▶ [WHAT THIS TASK INVOLVES]
Each entry must be given again exactly; images do not belong in the copy.

▶ [LISTED RECORDS]

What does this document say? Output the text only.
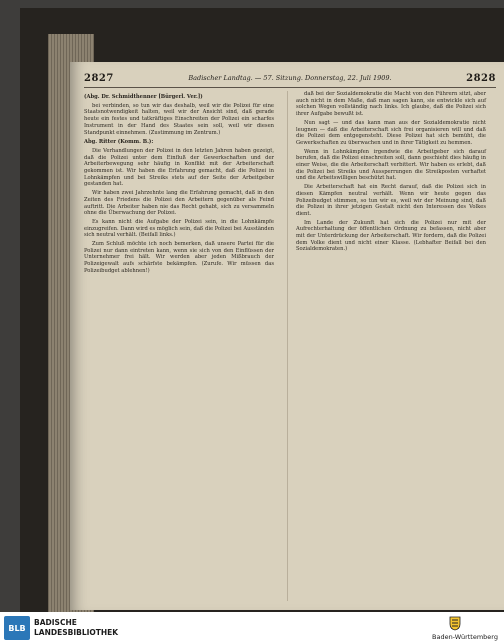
2827	Badischer Landtag. — 57. Sitzung. Donnerstag, 22. Juli 1909.	2828

(Abg. Dr. Schmidthenner [Bürgerl. Ver.])

bei verbinden, so tun wir das deshalb, weil wir die Polizei für eine Staatsnotwendigkeit halten, weil wir der Ansicht sind, daß gerade heute ein festes und tatkräftiges Einschreiten der Polizei ein scharfes Instrument in der Hand des Staates sein soll, weil wir diesen Standpunkt einnehmen. (Zustimmung im Zentrum.)

Abg. Ritter (Komm. B.):

Die Verhandlungen der Polizei in den letzten Jahren haben gezeigt, daß die Polizei unter dem Einfluß der Gewerkschaften und der Arbeiterbewegung sehr häufig in Konflikt mit der Arbeiterschaft gekommen ist. Wir haben die Erfahrung gemacht, daß die Polizei in Lohnkämpfen und bei Streiks stets auf der Seite der Arbeitgeber gestanden hat.

Wir haben zwei Jahrzehnte lang die Erfahrung gemacht, daß in den Zeiten des Friedens die Polizei den Arbeitern gegenüber als Feind auftritt. Die Arbeiter haben nie das Recht gehabt, sich zu versammeln ohne die Überwachung der Polizei.

Es kann nicht die Aufgabe der Polizei sein, in die Lohnkämpfe einzugreifen. Dann wird es möglich sein, daß die Polizei bei Ausständen sich neutral verhält. (Beifall links.)

Zum Schluß möchte ich noch bemerken, daß unsere Partei für die Polizei nur dann eintreten kann, wenn sie sich von den Einflüssen der Unternehmer frei hält. Wir werden aber jeden Mißbrauch der Polizeigewalt aufs schärfste bekämpfen. (Zurufe. Wir müssen das Polizeibudget ablehnen!)

daß bei der Sozialdemokratie die Macht von den Führern sitzt, aber auch nicht in dem Maße, daß man sagen kann, sie entwickle sich auf solchen Wegen vollständig nach links. Ich glaube, daß die Polizei sich ihrer Aufgabe bewußt ist.

Nun sagt — und das kann man aus der Sozialdemokratie nicht leugnen — daß die Arbeiterschaft sich frei organisieren will und daß die Polizei dem entgegensteht. Diese Polizei hat sich bemüht, die Gewerkschaften zu überwachen und in ihrer Tätigkeit zu hemmen.

Wenn in Lohnkämpfen irgendwie die Arbeitgeber sich darauf berufen, daß die Polizei einschreiten soll, dann geschieht dies häufig in einer Weise, die die Arbeiterschaft verbittert. Wir haben es erlebt, daß die Polizei bei Streiks und Aussperrungen die Streikposten verhaftet und die Arbeitswilligen beschützt hat.

Die Arbeiterschaft hat ein Recht darauf, daß die Polizei sich in diesen Kämpfen neutral verhält. Wenn wir heute gegen das Polizeibudget stimmen, so tun wir es, weil wir der Meinung sind, daß die Polizei in ihrer jetzigen Gestalt nicht den Interessen des Volkes dient.

Im Lande der Zukunft hat sich die Polizei nur mit der Aufrechterhaltung der öffentlichen Ordnung zu befassen, nicht aber mit der Unterdrückung der Arbeiterschaft. Wir fordern, daß die Polizei dem Volke dient und nicht einer Klasse. (Lebhafter Beifall bei den Sozialdemokraten.)

BLB
BADISCHE
LANDESBIBLIOTHEK	Baden-Württemberg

▶ [EXERCISE RESULT]
What does this document say? Output the text only.
2827	Badischer Landtag. — 57. Sitzung. Donnerstag, 22. Juli 1909.	2828

(Abg. Dr. Schmidthenner [Bürgerl. Ver.])

bei verbinden, so tun wir das deshalb, weil wir die Polizei für eine Staatsnotwendigkeit halten, weil wir der Ansicht sind, daß gerade heute ein festes und tatkräftiges Einschreiten der Polizei ein scharfes Instrument in der Hand des Staates sein soll, weil wir diesen Standpunkt einnehmen. (Zustimmung im Zentrum.)

Abg. Ritter (Komm. B.):

Die Verhandlungen der Polizei in den letzten Jahren haben gezeigt, daß die Polizei unter dem Einfluß der Gewerkschaften und der Arbeiterbewegung sehr häufig in Konflikt mit der Arbeiterschaft gekommen ist. Wir haben die Erfahrung gemacht, daß die Polizei in Lohnkämpfen und bei Streiks stets auf der Seite der Arbeitgeber gestanden hat.

Wir haben zwei Jahrzehnte lang die Erfahrung gemacht, daß in den Zeiten des Friedens die Polizei den Arbeitern gegenüber als Feind auftritt. Die Arbeiter haben nie das Recht gehabt, sich zu versammeln ohne die Überwachung der Polizei.

Es kann nicht die Aufgabe der Polizei sein, in die Lohnkämpfe einzugreifen. Dann wird es möglich sein, daß die Polizei bei Ausständen sich neutral verhält. (Beifall links.)

Zum Schluß möchte ich noch bemerken, daß unsere Partei für die Polizei nur dann eintreten kann, wenn sie sich von den Einflüssen der Unternehmer frei hält. Wir werden aber jeden Mißbrauch der Polizeigewalt aufs schärfste bekämpfen. (Zurufe. Wir müssen das Polizeibudget ablehnen!)

daß bei der Sozialdemokratie die Macht von den Führern sitzt, aber auch nicht in dem Maße, daß man sagen kann, sie entwickle sich auf solchen Wegen vollständig nach links. Ich glaube, daß die Polizei sich ihrer Aufgabe bewußt ist.

Nun sagt — und das kann man aus der Sozialdemokratie nicht leugnen — daß die Arbeiterschaft sich frei organisieren will und daß die Polizei dem entgegensteht. Diese Polizei hat sich bemüht, die Gewerkschaften zu überwachen und in ihrer Tätigkeit zu hemmen.

Wenn in Lohnkämpfen irgendwie die Arbeitgeber sich darauf berufen, daß die Polizei einschreiten soll, dann geschieht dies häufig in einer Weise, die die Arbeiterschaft verbittert. Wir haben es erlebt, daß die Polizei bei Streiks und Aussperrungen die Streikposten verhaftet und die Arbeitswilligen beschützt hat.

Die Arbeiterschaft hat ein Recht darauf, daß die Polizei sich in diesen Kämpfen neutral verhält. Wenn wir heute gegen das Polizeibudget stimmen, so tun wir es, weil wir der Meinung sind, daß die Polizei in ihrer jetzigen Gestalt nicht den Interessen des Volkes dient.

Im Lande der Zukunft hat sich die Polizei nur mit der Aufrechterhaltung der öffentlichen Ordnung zu befassen, nicht aber mit der Unterdrückung der Arbeiterschaft. Wir fordern, daß die Polizei dem Volke dient und nicht einer Klasse. (Lebhafter Beifall bei den Sozialdemokraten.)

BLB
BADISCHE
LANDESBIBLIOTHEK	Baden-Württemberg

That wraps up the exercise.